#### Instruction A:
Format the records as a numbered list, running from their first line through the line containing "66, 370, 100]" and leaving out any blank lines.

#### Text extract:
+===+
If you are going to ahve your child home with you, Set yourself up, chucking a kid in front of the TV is not the best approach, while a few hors is OK, they need to be outside, learn things, go places. That is why I recommend Day care if possible or have your parents take them for walks or adventures.

Learn to bablance your work and tie your child into it.

I work with people at home and when the kid makes noise it doesn't bother me, it's cute and I understand since I am a parent myself, so if they are just talking, etc don't try and shhh them. Play with your kids while you work, be creative.

As for your marriage, set up date nights, she is stressed like you are, she is leaving her child, that is a HUGE burden on her maternal instincts, reassure her she is doing the right thing. 

Have date nights with just you and the wife, other date nights that include the children. Play family sports together, and always, every day Flirt with your wife. Tell her she looks sexy, grab her tush, squeeze her side, whisper naughty thoughts in her ear until she blushes. there is not a day that goes by where I do not do something like that to my wife, If I were to not grab my wife, she would ask if something is wrong, she has grown used to my advances over the years.

Only you can let the flame die out, send her flowers, chocolates, put little notes in her purse, pocket or bag. Show up take her to lunch with the kids...

Life is tough, but you can keep the romance alive but altering it a little bit.


----------



## String (Jul 30, 2009)

That's good advice soccerman... \our oldest will be starting school in Sept. and right now is at my mothers place 3 times a week and our youngest is at daycare everyday. Although I work from home, when I'm working I'm working behind closed doors cause a lot of times on the phone with clients.

I do still flirt with her and tell her how good she looks, but i do like the notes in the purse and such. Yesterday I sent her a rather hot message over her blackberry... Took me some time to build up courage for some reason but I got nothing in response, nothing close to a reply or anything which was quite deflating

I really appreciate all the suggestions and advice, but I have tried most of them. I am seeing a common theme however and that is date night. I don't think we do it enough and I'm sure she would agree with me.


----------



## Mommybean (Jan 22, 2009)

I agree, kids definitely need to be out and exploring. We chose NOT to do daycare, because honestly, the state we live in seems to value horses above children and I have not seen a daycare here yet that I would trust. Our oldest, is starting pre-k this fall through our public school system. It's half days 4 days a week. I agree about the social aspects to a degree, but as long as you are getting them out, into new adventures and around various people, they should be fine. Our 4 year old (well, almost 4) is about THE most social kid i've ever seen; just naturally all out there. His little bro, is social, but not so wide open...he checks you out a bit before he decides if you're cool or not. 

If its been that little of time since your W has gone back to work, give you BOTH some time to adjust. I had SUCH a hard time when I came back to work. I was with Luke for the first 10 months of his life....I was only at home with Killian for the first 12 weeks. Coming back after 12 weeks, was MUCH harder for me...I feel like I miss so much, but we have a plan in place, and it involves me working...so, I do.
+===+
#### Extracted records:
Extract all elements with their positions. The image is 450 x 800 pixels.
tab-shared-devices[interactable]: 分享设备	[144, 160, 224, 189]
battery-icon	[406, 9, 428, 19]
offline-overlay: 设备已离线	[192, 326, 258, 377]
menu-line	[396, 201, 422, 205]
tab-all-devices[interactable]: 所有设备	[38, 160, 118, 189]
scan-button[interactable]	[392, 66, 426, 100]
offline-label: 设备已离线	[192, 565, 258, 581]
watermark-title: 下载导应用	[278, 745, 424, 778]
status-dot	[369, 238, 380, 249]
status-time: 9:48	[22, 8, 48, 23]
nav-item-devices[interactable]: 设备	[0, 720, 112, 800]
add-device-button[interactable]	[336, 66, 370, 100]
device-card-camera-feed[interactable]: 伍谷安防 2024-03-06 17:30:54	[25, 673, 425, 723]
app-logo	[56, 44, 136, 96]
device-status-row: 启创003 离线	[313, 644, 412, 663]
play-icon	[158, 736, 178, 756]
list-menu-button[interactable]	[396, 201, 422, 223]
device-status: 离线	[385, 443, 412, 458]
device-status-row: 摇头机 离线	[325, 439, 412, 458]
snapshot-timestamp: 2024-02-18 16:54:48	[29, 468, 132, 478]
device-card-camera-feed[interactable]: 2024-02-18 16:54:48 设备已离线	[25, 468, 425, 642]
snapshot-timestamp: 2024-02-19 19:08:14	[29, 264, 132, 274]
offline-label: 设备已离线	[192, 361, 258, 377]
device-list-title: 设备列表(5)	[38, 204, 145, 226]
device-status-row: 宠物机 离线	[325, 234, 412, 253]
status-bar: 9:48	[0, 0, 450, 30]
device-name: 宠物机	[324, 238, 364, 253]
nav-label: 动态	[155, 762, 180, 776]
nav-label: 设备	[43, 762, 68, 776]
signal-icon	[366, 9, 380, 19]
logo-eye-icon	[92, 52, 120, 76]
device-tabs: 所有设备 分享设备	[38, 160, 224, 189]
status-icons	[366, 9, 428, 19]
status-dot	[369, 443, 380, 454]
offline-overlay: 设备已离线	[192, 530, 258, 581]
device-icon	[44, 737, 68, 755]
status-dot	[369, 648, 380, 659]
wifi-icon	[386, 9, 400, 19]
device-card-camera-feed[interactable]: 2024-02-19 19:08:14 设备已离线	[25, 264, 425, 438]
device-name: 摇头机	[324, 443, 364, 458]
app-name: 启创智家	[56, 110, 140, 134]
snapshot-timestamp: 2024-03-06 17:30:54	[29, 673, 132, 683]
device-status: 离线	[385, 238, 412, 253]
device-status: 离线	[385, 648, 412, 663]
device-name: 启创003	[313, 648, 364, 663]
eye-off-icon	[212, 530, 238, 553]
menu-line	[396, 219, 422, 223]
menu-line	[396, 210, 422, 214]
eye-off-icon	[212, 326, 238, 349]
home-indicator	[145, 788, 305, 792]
+===+
#### Instruction B:
From the forum thread on work, children and marriage, copy word for word the passage from "Only you can" to "with the kids...".

#### Finished answer A:
1. Extract all elements with their positions. The image is 450 x 800 pixels.
2. tab-shared-devices[interactable]: 分享设备	[144, 160, 224, 189]
3. battery-icon	[406, 9, 428, 19]
4. offline-overlay: 设备已离线	[192, 326, 258, 377]
5. menu-line	[396, 201, 422, 205]
6. tab-all-devices[interactable]: 所有设备	[38, 160, 118, 189]
7. scan-button[interactable]	[392, 66, 426, 100]
8. offline-label: 设备已离线	[192, 565, 258, 581]
9. watermark-title: 下载导应用	[278, 745, 424, 778]
10. status-dot	[369, 238, 380, 249]
11. status-time: 9:48	[22, 8, 48, 23]
12. nav-item-devices[interactable]: 设备	[0, 720, 112, 800]
13. add-device-button[interactable]	[336, 66, 370, 100]

#### Finished answer B:
Only you can let the flame die out, send her flowers, chocolates, put little notes in her purse, pocket or bag. Show up take her to lunch with the kids...